___ Information supplied
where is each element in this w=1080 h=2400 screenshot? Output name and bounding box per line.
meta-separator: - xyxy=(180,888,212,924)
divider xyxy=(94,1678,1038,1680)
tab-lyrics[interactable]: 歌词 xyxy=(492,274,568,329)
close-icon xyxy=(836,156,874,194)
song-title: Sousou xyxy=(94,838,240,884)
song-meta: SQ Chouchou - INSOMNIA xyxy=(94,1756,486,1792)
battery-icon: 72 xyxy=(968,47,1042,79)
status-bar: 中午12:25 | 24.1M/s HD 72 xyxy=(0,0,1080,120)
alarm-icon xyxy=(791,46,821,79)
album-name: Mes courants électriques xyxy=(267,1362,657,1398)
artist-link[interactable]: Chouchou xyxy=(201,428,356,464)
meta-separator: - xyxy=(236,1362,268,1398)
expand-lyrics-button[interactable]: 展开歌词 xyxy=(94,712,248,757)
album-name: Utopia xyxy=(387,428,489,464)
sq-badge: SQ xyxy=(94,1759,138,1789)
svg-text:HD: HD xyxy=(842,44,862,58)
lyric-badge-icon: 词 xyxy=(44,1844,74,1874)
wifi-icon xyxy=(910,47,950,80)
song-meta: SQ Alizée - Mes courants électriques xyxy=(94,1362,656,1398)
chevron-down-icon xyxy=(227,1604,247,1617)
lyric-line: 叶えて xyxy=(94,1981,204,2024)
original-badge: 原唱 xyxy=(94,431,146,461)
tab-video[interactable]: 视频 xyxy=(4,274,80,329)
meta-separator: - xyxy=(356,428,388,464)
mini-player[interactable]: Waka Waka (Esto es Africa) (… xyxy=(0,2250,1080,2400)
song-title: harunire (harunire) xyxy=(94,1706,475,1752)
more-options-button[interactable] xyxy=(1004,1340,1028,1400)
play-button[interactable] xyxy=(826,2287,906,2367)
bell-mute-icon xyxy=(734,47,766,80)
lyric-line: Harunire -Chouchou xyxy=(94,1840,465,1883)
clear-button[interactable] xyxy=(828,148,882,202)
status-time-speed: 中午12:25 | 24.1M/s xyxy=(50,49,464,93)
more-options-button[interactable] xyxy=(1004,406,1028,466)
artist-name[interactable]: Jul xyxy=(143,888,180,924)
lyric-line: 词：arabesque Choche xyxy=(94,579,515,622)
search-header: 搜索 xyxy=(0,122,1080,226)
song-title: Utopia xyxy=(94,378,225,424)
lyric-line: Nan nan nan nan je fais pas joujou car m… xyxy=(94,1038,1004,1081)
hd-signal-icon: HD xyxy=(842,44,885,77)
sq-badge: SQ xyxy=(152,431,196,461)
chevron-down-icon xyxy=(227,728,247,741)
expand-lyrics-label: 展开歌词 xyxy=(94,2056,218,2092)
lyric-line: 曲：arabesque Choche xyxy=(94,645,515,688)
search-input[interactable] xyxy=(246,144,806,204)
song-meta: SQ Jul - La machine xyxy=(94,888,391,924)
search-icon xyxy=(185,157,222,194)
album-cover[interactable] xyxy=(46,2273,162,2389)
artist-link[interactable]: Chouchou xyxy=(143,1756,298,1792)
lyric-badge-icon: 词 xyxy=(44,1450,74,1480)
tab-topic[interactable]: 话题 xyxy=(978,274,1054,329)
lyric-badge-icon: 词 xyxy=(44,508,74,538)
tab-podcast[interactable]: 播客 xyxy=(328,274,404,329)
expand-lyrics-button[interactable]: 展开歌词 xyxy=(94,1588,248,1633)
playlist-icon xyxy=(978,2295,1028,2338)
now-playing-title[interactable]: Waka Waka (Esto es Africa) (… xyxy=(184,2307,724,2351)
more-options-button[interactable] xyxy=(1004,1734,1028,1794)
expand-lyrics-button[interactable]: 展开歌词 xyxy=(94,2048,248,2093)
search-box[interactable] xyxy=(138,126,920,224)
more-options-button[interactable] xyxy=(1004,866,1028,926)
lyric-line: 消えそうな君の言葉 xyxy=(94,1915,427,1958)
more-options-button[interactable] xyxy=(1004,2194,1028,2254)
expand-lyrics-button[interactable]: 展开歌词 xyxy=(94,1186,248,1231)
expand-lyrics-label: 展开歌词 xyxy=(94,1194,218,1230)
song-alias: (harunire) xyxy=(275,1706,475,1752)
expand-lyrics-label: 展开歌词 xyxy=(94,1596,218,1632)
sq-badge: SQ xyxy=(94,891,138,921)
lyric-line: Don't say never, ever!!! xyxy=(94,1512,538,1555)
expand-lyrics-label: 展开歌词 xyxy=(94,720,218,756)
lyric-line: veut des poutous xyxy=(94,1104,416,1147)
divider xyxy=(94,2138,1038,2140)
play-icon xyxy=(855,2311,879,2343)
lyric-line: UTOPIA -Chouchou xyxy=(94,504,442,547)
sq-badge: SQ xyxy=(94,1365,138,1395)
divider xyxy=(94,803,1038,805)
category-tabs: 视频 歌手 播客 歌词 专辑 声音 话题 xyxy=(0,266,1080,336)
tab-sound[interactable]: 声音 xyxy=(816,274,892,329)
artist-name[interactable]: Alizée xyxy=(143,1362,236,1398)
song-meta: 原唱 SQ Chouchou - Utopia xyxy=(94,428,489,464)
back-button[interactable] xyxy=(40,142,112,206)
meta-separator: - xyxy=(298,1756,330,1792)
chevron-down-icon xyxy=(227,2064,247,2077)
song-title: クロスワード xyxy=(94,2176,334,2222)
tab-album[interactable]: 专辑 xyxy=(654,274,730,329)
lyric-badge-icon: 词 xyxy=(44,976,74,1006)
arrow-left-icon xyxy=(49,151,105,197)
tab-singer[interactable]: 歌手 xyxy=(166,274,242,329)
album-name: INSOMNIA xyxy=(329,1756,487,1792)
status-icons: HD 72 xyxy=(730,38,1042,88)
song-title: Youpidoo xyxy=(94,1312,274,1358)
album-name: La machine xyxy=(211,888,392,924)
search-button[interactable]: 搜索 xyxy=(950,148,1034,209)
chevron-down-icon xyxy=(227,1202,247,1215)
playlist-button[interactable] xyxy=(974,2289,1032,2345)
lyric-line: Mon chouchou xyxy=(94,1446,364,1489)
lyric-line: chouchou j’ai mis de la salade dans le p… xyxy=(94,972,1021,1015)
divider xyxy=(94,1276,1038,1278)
______
● **Task statement**
Write the rows above as a JSON list of strings, with one string per row. Leave out any blank rows.

● **Correct output**
[
  "where is each element in this w=1080 h=2400 screenshot? Output name and bounding box per line.",
  "meta-separator: - xyxy=(180,888,212,924)",
  "divider xyxy=(94,1678,1038,1680)",
  "tab-lyrics[interactable]: 歌词 xyxy=(492,274,568,329)",
  "close-icon xyxy=(836,156,874,194)",
  "song-title: Sousou xyxy=(94,838,240,884)",
  "song-meta: SQ Chouchou - INSOMNIA xyxy=(94,1756,486,1792)",
  "battery-icon: 72 xyxy=(968,47,1042,79)",
  "status-bar: 中午12:25 | 24.1M/s HD 72 xyxy=(0,0,1080,120)",
  "alarm-icon xyxy=(791,46,821,79)",
  "album-name: Mes courants électriques xyxy=(267,1362,657,1398)",
  "artist-link[interactable]: Chouchou xyxy=(201,428,356,464)",
  "meta-separator: - xyxy=(236,1362,268,1398)",
  "expand-lyrics-button[interactable]: 展开歌词 xyxy=(94,712,248,757)",
  "album-name: Utopia xyxy=(387,428,489,464)",
  "sq-badge: SQ xyxy=(94,1759,138,1789)",
  "svg-text:HD: HD xyxy=(842,44,862,58)",
  "lyric-badge-icon: 词 xyxy=(44,1844,74,1874)",
  "wifi-icon xyxy=(910,47,950,80)",
  "song-meta: SQ Alizée - Mes courants électriques xyxy=(94,1362,656,1398)",
  "chevron-down-icon xyxy=(227,1604,247,1617)",
  "lyric-line: 叶えて xyxy=(94,1981,204,2024)",
  "original-badge: 原唱 xyxy=(94,431,146,461)",
  "tab-video[interactable]: 视频 xyxy=(4,274,80,329)",
  "meta-separator: - xyxy=(356,428,388,464)",
  "mini-player[interactable]: Waka Waka (Esto es Africa) (… xyxy=(0,2250,1080,2400)",
  "song-title: harunire (harunire) xyxy=(94,1706,475,1752)",
  "more-options-button[interactable] xyxy=(1004,1340,1028,1400)",
  "play-button[interactable] xyxy=(826,2287,906,2367)",
  "bell-mute-icon xyxy=(734,47,766,80)",
  "lyric-line: Harunire -Chouchou xyxy=(94,1840,465,1883)",
  "clear-button[interactable] xyxy=(828,148,882,202)",
  "status-time-speed: 中午12:25 | 24.1M/s xyxy=(50,49,464,93)",
  "more-options-button[interactable] xyxy=(1004,406,1028,466)",
  "artist-name[interactable]: Jul xyxy=(143,888,180,924)",
  "lyric-line: 词：arabesque Choche xyxy=(94,579,515,622)",
  "search-header: 搜索 xyxy=(0,122,1080,226)",
  "song-title: Utopia xyxy=(94,378,225,424)",
  "lyric-line: Nan nan nan nan je fais pas joujou car m… xyxy=(94,1038,1004,1081)",
  "hd-signal-icon: HD xyxy=(842,44,885,77)",
  "sq-badge: SQ xyxy=(152,431,196,461)",
  "chevron-down-icon xyxy=(227,728,247,741)",
  "expand-lyrics-label: 展开歌词 xyxy=(94,2056,218,2092)",
  "lyric-line: 曲：arabesque Choche xyxy=(94,645,515,688)",
  "search-input[interactable] xyxy=(246,144,806,204)",
  "song-meta: SQ Jul - La machine xyxy=(94,888,391,924)",
  "search-icon xyxy=(185,157,222,194)",
  "album-cover[interactable] xyxy=(46,2273,162,2389)",
  "artist-link[interactable]: Chouchou xyxy=(143,1756,298,1792)",
  "lyric-badge-icon: 词 xyxy=(44,1450,74,1480)",
  "tab-topic[interactable]: 话题 xyxy=(978,274,1054,329)",
  "lyric-badge-icon: 词 xyxy=(44,508,74,538)",
  "tab-podcast[interactable]: 播客 xyxy=(328,274,404,329)",
  "expand-lyrics-button[interactable]: 展开歌词 xyxy=(94,1588,248,1633)",
  "playlist-icon xyxy=(978,2295,1028,2338)",
  "now-playing-title[interactable]: Waka Waka (Esto es Africa) (… xyxy=(184,2307,724,2351)",
  "more-options-button[interactable] xyxy=(1004,1734,1028,1794)",
  "expand-lyrics-button[interactable]: 展开歌词 xyxy=(94,2048,248,2093)",
  "search-box[interactable] xyxy=(138,126,920,224)",
  "more-options-button[interactable] xyxy=(1004,866,1028,926)",
  "lyric-line: 消えそうな君の言葉 xyxy=(94,1915,427,1958)",
  "more-options-button[interactable] xyxy=(1004,2194,1028,2254)",
  "expand-lyrics-button[interactable]: 展开歌词 xyxy=(94,1186,248,1231)",
  "expand-lyrics-label: 展开歌词 xyxy=(94,1194,218,1230)",
  "song-alias: (harunire) xyxy=(275,1706,475,1752)",
  "expand-lyrics-label: 展开歌词 xyxy=(94,1596,218,1632)",
  "sq-badge: SQ xyxy=(94,891,138,921)",
  "lyric-line: Don't say never, ever!!! xyxy=(94,1512,538,1555)",
  "expand-lyrics-label: 展开歌词 xyxy=(94,720,218,756)",
  "lyric-line: veut des poutous xyxy=(94,1104,416,1147)",
  "divider xyxy=(94,2138,1038,2140)",
  "play-icon xyxy=(855,2311,879,2343)",
  "lyric-line: UTOPIA -Chouchou xyxy=(94,504,442,547)",
  "sq-badge: SQ xyxy=(94,1365,138,1395)",
  "divider xyxy=(94,803,1038,805)",
  "category-tabs: 视频 歌手 播客 歌词 专辑 声音 话题 xyxy=(0,266,1080,336)",
  "tab-sound[interactable]: 声音 xyxy=(816,274,892,329)",
  "artist-name[interactable]: Alizée xyxy=(143,1362,236,1398)",
  "song-meta: 原唱 SQ Chouchou - Utopia xyxy=(94,428,489,464)",
  "back-button[interactable] xyxy=(40,142,112,206)",
  "meta-separator: - xyxy=(298,1756,330,1792)",
  "chevron-down-icon xyxy=(227,2064,247,2077)",
  "song-title: クロスワード xyxy=(94,2176,334,2222)",
  "tab-album[interactable]: 专辑 xyxy=(654,274,730,329)",
  "lyric-badge-icon: 词 xyxy=(44,976,74,1006)",
  "arrow-left-icon xyxy=(49,151,105,197)",
  "tab-singer[interactable]: 歌手 xyxy=(166,274,242,329)",
  "album-name: INSOMNIA xyxy=(329,1756,487,1792)",
  "status-icons: HD 72 xyxy=(730,38,1042,88)",
  "song-title: Youpidoo xyxy=(94,1312,274,1358)",
  "album-name: La machine xyxy=(211,888,392,924)",
  "search-button[interactable]: 搜索 xyxy=(950,148,1034,209)",
  "chevron-down-icon xyxy=(227,1202,247,1215)",
  "playlist-button[interactable] xyxy=(974,2289,1032,2345)",
  "lyric-line: Mon chouchou xyxy=(94,1446,364,1489)",
  "lyric-line: chouchou j’ai mis de la salade dans le p… xyxy=(94,972,1021,1015)",
  "divider xyxy=(94,1276,1038,1278)"
]